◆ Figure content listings
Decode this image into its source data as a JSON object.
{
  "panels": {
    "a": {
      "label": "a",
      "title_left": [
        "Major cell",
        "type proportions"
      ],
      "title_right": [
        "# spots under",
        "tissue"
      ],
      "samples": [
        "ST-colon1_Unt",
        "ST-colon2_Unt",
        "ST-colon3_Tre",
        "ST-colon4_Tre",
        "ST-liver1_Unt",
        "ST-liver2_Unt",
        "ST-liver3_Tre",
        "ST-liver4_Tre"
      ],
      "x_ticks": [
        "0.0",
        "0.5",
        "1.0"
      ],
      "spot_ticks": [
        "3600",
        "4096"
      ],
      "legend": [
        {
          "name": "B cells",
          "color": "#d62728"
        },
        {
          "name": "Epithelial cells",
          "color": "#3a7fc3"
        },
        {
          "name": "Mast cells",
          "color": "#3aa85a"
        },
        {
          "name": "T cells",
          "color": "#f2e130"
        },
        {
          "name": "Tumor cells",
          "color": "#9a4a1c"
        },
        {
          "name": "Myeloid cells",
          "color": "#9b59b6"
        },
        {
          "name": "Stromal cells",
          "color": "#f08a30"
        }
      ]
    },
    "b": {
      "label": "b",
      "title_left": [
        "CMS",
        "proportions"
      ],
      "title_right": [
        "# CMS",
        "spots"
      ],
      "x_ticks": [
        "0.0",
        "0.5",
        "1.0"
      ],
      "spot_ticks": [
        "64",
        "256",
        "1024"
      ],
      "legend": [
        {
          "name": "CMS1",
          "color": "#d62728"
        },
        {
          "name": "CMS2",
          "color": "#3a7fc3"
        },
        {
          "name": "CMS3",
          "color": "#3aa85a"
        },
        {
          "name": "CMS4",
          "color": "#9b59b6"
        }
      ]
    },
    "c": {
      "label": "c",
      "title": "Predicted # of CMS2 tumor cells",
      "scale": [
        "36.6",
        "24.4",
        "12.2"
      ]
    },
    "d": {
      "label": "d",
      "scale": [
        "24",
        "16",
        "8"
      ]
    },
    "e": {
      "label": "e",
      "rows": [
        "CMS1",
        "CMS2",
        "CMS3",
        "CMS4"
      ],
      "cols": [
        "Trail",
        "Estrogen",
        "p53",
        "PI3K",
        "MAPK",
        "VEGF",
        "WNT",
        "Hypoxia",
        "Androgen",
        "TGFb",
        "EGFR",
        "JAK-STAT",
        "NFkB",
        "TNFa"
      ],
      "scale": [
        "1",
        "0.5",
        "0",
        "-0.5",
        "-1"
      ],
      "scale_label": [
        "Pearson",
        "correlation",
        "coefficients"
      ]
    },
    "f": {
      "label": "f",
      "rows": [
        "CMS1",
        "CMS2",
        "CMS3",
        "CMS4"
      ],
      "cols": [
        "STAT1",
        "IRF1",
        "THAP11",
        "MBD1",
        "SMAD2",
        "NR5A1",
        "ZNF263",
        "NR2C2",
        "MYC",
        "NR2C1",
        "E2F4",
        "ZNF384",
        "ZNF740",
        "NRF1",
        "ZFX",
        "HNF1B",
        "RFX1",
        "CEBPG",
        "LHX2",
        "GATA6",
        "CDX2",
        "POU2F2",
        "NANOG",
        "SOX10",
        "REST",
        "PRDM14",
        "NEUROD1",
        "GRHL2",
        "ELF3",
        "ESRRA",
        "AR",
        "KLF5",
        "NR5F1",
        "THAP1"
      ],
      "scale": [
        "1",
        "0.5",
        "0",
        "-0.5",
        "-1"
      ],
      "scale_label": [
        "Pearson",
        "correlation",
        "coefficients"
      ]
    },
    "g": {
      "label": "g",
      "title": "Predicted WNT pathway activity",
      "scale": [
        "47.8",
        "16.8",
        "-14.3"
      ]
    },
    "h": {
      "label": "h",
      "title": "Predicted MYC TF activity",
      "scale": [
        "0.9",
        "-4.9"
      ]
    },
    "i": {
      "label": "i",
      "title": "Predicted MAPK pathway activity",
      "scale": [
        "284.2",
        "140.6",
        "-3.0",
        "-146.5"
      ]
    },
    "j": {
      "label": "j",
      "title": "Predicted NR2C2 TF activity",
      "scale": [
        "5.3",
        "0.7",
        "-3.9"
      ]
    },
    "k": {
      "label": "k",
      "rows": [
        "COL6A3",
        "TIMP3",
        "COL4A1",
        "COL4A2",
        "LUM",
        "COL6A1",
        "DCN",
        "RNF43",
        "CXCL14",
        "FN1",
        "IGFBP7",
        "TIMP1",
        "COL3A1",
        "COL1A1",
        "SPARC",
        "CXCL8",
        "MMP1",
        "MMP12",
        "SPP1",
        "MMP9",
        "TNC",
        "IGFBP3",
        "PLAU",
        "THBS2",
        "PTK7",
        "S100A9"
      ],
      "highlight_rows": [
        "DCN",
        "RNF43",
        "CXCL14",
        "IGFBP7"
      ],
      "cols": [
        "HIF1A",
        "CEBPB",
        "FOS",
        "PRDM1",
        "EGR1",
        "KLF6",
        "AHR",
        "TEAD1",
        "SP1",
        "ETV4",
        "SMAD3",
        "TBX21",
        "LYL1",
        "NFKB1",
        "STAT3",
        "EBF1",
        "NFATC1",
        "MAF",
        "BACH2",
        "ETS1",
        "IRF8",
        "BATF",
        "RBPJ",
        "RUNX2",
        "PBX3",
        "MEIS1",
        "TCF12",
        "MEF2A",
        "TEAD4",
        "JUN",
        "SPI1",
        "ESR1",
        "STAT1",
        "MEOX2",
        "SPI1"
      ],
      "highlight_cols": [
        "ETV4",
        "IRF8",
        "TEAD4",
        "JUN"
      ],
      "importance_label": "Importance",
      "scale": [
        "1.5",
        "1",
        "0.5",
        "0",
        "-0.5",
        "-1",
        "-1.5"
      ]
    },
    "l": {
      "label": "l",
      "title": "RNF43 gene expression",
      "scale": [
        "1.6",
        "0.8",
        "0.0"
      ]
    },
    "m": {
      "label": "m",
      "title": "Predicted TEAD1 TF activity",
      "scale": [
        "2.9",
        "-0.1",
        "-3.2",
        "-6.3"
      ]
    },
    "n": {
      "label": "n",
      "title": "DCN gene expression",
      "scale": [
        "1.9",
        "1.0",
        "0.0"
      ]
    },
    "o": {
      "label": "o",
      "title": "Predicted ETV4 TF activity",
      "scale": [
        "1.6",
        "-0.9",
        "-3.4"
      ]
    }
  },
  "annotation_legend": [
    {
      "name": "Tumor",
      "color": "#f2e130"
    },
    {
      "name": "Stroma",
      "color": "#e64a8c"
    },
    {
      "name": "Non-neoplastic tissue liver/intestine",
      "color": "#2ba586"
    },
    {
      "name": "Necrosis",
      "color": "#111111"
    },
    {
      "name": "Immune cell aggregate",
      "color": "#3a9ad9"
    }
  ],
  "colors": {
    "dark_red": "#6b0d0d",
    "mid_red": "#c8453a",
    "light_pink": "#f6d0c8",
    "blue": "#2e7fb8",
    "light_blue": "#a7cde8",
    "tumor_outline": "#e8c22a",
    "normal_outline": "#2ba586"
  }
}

◆ PROBLEM DESCRIPTION
Reproduce the data exactly, character for character.

◆ RESPONSE TO THIS EXERCISE
Decode this image into its source data as a JSON object.
{
  "panels": {
    "a": {
      "label": "a",
      "title_left": [
        "Major cell",
        "type proportions"
      ],
      "title_right": [
        "# spots under",
        "tissue"
      ],
      "samples": [
        "ST-colon1_Unt",
        "ST-colon2_Unt",
        "ST-colon3_Tre",
        "ST-colon4_Tre",
        "ST-liver1_Unt",
        "ST-liver2_Unt",
        "ST-liver3_Tre",
        "ST-liver4_Tre"
      ],
      "x_ticks": [
        "0.0",
        "0.5",
        "1.0"
      ],
      "spot_ticks": [
        "3600",
        "4096"
      ],
      "legend": [
        {
          "name": "B cells",
          "color": "#d62728"
        },
        {
          "name": "Epithelial cells",
          "color": "#3a7fc3"
        },
        {
          "name": "Mast cells",
          "color": "#3aa85a"
        },
        {
          "name": "T cells",
          "color": "#f2e130"
        },
        {
          "name": "Tumor cells",
          "color": "#9a4a1c"
        },
        {
          "name": "Myeloid cells",
          "color": "#9b59b6"
        },
        {
          "name": "Stromal cells",
          "color": "#f08a30"
        }
      ]
    },
    "b": {
      "label": "b",
      "title_left": [
        "CMS",
        "proportions"
      ],
      "title_right": [
        "# CMS",
        "spots"
      ],
      "x_ticks": [
        "0.0",
        "0.5",
        "1.0"
      ],
      "spot_ticks": [
        "64",
        "256",
        "1024"
      ],
      "legend": [
        {
          "name": "CMS1",
          "color": "#d62728"
        },
        {
          "name": "CMS2",
          "color": "#3a7fc3"
        },
        {
          "name": "CMS3",
          "color": "#3aa85a"
        },
        {
          "name": "CMS4",
          "color": "#9b59b6"
        }
      ]
    },
    "c": {
      "label": "c",
      "title": "Predicted # of CMS2 tumor cells",
      "scale": [
        "36.6",
        "24.4",
        "12.2"
      ]
    },
    "d": {
      "label": "d",
      "scale": [
        "24",
        "16",
        "8"
      ]
    },
    "e": {
      "label": "e",
      "rows": [
        "CMS1",
        "CMS2",
        "CMS3",
        "CMS4"
      ],
      "cols": [
        "Trail",
        "Estrogen",
        "p53",
        "PI3K",
        "MAPK",
        "VEGF",
        "WNT",
        "Hypoxia",
        "Androgen",
        "TGFb",
        "EGFR",
        "JAK-STAT",
        "NFkB",
        "TNFa"
      ],
      "scale": [
        "1",
        "0.5",
        "0",
        "-0.5",
        "-1"
      ],
      "scale_label": [
        "Pearson",
        "correlation",
        "coefficients"
      ]
    },
    "f": {
      "label": "f",
      "rows": [
        "CMS1",
        "CMS2",
        "CMS3",
        "CMS4"
      ],
      "cols": [
        "STAT1",
        "IRF1",
        "THAP11",
        "MBD1",
        "SMAD2",
        "NR5A1",
        "ZNF263",
        "NR2C2",
        "MYC",
        "NR2C1",
        "E2F4",
        "ZNF384",
        "ZNF740",
        "NRF1",
        "ZFX",
        "HNF1B",
        "RFX1",
        "CEBPG",
        "LHX2",
        "GATA6",
        "CDX2",
        "POU2F2",
        "NANOG",
        "SOX10",
        "REST",
        "PRDM14",
        "NEUROD1",
        "GRHL2",
        "ELF3",
        "ESRRA",
        "AR",
        "KLF5",
        "NR5F1",
        "THAP1"
      ],
      "scale": [
        "1",
        "0.5",
        "0",
        "-0.5",
        "-1"
      ],
      "scale_label": [
        "Pearson",
        "correlation",
        "coefficients"
      ]
    },
    "g": {
      "label": "g",
      "title": "Predicted WNT pathway activity",
      "scale": [
        "47.8",
        "16.8",
        "-14.3"
      ]
    },
    "h": {
      "label": "h",
      "title": "Predicted MYC TF activity",
      "scale": [
        "0.9",
        "-4.9"
      ]
    },
    "i": {
      "label": "i",
      "title": "Predicted MAPK pathway activity",
      "scale": [
        "284.2",
        "140.6",
        "-3.0",
        "-146.5"
      ]
    },
    "j": {
      "label": "j",
      "title": "Predicted NR2C2 TF activity",
      "scale": [
        "5.3",
        "0.7",
        "-3.9"
      ]
    },
    "k": {
      "label": "k",
      "rows": [
        "COL6A3",
        "TIMP3",
        "COL4A1",
        "COL4A2",
        "LUM",
        "COL6A1",
        "DCN",
        "RNF43",
        "CXCL14",
        "FN1",
        "IGFBP7",
        "TIMP1",
        "COL3A1",
        "COL1A1",
        "SPARC",
        "CXCL8",
        "MMP1",
        "MMP12",
        "SPP1",
        "MMP9",
        "TNC",
        "IGFBP3",
        "PLAU",
        "THBS2",
        "PTK7",
        "S100A9"
      ],
      "highlight_rows": [
        "DCN",
        "RNF43",
        "CXCL14",
        "IGFBP7"
      ],
      "cols": [
        "HIF1A",
        "CEBPB",
        "FOS",
        "PRDM1",
        "EGR1",
        "KLF6",
        "AHR",
        "TEAD1",
        "SP1",
        "ETV4",
        "SMAD3",
        "TBX21",
        "LYL1",
        "NFKB1",
        "STAT3",
        "EBF1",
        "NFATC1",
        "MAF",
        "BACH2",
        "ETS1",
        "IRF8",
        "BATF",
        "RBPJ",
        "RUNX2",
        "PBX3",
        "MEIS1",
        "TCF12",
        "MEF2A",
        "TEAD4",
        "JUN",
        "SPI1",
        "ESR1",
        "STAT1",
        "MEOX2",
        "SPI1"
      ],
      "highlight_cols": [
        "ETV4",
        "IRF8",
        "TEAD4",
        "JUN"
      ],
      "importance_label": "Importance",
      "scale": [
        "1.5",
        "1",
        "0.5",
        "0",
        "-0.5",
        "-1",
        "-1.5"
      ]
    },
    "l": {
      "label": "l",
      "title": "RNF43 gene expression",
      "scale": [
        "1.6",
        "0.8",
        "0.0"
      ]
    },
    "m": {
      "label": "m",
      "title": "Predicted TEAD1 TF activity",
      "scale": [
        "2.9",
        "-0.1",
        "-3.2",
        "-6.3"
      ]
    },
    "n": {
      "label": "n",
      "title": "DCN gene expression",
      "scale": [
        "1.9",
        "1.0",
        "0.0"
      ]
    },
    "o": {
      "label": "o",
      "title": "Predicted ETV4 TF activity",
      "scale": [
        "1.6",
        "-0.9",
        "-3.4"
      ]
    }
  },
  "annotation_legend": [
    {
      "name": "Tumor",
      "color": "#f2e130"
    },
    {
      "name": "Stroma",
      "color": "#e64a8c"
    },
    {
      "name": "Non-neoplastic tissue liver/intestine",
      "color": "#2ba586"
    },
    {
      "name": "Necrosis",
      "color": "#111111"
    },
    {
      "name": "Immune cell aggregate",
      "color": "#3a9ad9"
    }
  ],
  "colors": {
    "dark_red": "#6b0d0d",
    "mid_red": "#c8453a",
    "light_pink": "#f6d0c8",
    "blue": "#2e7fb8",
    "light_blue": "#a7cde8",
    "tumor_outline": "#e8c22a",
    "normal_outline": "#2ba586"
  }
}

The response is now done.